What is asked — Scan the entries below. List each line with "Auto".

## Start

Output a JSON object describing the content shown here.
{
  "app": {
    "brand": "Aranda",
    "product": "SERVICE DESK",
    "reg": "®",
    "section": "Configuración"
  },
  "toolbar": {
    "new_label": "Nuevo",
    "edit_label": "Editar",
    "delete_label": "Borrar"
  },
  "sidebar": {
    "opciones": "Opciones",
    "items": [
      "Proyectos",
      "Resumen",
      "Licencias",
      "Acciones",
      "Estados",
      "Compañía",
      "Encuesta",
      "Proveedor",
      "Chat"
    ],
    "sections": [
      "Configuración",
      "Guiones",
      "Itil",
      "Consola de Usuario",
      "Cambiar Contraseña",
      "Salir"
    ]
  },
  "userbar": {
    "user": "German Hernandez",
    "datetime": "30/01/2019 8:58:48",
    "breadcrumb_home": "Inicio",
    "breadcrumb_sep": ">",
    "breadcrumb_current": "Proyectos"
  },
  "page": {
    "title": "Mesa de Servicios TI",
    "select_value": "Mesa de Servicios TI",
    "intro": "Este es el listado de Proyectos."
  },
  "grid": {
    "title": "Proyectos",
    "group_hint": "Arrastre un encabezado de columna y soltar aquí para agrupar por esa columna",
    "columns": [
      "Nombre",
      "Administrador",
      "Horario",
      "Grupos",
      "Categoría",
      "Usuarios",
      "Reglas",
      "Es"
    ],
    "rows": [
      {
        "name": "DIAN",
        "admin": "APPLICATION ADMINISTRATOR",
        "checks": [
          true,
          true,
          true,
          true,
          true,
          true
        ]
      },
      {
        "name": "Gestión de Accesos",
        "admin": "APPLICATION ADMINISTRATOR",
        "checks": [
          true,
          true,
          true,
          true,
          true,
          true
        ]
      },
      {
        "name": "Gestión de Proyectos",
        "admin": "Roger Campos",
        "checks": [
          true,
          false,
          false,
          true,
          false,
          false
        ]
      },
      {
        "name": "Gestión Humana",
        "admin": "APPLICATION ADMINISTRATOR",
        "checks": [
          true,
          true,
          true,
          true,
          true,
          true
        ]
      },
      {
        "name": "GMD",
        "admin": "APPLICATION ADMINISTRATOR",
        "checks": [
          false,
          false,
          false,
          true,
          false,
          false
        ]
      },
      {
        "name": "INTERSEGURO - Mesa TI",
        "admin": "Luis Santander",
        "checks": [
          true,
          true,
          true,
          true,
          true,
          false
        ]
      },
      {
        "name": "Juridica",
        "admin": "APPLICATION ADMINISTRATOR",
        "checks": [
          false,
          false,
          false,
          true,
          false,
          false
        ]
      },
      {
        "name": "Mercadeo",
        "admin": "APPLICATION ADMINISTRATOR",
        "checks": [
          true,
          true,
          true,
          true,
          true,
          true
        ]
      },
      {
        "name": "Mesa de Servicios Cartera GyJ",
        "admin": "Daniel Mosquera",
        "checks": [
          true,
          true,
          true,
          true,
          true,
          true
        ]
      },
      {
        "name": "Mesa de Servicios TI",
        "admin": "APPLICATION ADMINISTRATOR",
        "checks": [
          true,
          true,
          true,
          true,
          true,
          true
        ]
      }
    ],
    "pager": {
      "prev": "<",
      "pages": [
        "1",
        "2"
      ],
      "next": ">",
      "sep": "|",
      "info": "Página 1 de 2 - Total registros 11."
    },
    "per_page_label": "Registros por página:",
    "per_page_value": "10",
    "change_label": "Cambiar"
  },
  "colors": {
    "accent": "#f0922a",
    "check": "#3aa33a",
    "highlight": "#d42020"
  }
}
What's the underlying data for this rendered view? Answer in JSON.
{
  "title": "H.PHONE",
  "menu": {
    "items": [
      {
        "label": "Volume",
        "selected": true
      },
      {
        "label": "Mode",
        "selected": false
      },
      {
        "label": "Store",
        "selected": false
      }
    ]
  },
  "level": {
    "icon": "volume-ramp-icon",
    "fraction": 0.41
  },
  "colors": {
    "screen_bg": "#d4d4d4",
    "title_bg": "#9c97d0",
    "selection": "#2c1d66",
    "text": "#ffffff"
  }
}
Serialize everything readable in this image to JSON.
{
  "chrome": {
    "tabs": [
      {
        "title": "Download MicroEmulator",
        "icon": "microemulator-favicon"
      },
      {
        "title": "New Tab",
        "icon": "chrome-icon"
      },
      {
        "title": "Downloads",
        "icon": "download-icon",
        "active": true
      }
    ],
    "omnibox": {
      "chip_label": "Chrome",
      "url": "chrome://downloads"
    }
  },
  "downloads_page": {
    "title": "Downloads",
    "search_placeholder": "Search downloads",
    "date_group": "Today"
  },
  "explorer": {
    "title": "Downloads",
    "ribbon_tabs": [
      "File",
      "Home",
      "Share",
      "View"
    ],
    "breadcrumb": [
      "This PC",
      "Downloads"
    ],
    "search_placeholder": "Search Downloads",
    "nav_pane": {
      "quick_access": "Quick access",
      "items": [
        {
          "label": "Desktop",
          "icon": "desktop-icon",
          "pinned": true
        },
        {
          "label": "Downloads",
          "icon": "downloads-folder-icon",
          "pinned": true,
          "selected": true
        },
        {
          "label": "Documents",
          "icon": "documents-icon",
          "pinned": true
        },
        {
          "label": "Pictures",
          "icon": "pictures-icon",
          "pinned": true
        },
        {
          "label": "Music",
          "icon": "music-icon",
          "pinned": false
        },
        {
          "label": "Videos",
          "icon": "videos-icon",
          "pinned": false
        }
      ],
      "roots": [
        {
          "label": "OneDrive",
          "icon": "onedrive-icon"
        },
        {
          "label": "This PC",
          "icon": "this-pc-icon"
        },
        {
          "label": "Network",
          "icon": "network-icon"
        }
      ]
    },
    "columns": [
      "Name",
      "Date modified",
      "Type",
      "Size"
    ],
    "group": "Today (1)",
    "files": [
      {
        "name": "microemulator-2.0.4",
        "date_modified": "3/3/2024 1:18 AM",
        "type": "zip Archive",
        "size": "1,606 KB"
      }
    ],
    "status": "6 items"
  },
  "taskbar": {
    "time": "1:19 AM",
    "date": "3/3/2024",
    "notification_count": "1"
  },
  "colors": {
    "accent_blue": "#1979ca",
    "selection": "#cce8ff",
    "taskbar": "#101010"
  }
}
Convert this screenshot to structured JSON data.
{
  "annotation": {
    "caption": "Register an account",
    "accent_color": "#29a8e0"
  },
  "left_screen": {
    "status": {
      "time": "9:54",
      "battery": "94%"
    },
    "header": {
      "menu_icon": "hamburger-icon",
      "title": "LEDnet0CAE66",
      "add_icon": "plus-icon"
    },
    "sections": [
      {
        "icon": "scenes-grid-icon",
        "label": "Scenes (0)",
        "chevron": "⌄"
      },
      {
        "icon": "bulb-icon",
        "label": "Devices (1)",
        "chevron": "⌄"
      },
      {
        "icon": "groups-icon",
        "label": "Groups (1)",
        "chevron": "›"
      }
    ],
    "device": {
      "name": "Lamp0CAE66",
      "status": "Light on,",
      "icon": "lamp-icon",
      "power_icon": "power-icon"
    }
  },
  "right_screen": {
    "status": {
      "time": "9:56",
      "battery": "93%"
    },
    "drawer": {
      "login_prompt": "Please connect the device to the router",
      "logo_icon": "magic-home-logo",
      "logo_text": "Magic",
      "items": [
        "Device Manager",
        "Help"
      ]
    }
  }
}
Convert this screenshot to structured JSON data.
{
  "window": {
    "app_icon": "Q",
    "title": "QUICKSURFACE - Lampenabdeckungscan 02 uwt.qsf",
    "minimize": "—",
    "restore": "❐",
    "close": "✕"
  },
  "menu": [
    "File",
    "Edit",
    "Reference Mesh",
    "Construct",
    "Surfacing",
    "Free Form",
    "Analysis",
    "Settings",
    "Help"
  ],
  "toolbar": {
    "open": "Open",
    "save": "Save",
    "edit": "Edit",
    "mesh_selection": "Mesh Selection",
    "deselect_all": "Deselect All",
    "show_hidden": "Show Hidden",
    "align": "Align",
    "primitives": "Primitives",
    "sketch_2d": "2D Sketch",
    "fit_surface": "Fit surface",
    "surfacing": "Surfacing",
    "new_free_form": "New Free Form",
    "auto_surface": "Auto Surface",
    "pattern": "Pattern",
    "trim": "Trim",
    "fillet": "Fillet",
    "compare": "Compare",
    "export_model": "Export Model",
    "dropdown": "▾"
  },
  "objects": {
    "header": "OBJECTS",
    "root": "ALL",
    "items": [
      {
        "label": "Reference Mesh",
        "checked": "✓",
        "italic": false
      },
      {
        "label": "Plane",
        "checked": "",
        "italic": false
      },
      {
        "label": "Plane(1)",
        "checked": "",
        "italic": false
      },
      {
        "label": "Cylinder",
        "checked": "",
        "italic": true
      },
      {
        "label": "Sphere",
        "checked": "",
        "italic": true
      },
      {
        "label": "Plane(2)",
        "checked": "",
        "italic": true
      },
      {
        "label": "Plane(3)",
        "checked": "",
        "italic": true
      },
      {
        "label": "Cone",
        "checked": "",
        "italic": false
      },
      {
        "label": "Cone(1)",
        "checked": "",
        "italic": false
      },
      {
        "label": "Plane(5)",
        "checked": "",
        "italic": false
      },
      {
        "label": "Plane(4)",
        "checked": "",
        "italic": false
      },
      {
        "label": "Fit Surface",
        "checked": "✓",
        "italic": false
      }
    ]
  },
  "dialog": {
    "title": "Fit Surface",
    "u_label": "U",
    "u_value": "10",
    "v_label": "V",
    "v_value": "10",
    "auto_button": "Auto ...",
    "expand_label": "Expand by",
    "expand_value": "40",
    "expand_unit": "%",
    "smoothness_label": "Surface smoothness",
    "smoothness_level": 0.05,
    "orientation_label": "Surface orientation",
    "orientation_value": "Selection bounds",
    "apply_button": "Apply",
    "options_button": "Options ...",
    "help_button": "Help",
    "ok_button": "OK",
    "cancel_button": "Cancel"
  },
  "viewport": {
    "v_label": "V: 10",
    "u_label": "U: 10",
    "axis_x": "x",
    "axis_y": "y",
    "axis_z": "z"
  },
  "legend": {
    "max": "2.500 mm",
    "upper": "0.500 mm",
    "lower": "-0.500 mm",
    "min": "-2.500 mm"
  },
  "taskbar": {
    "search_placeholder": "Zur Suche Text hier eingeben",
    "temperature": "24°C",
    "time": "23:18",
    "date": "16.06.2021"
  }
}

## End

Solution to the problem —
    "auto_surface": "Auto Surface",
    "auto_button": "Auto ...",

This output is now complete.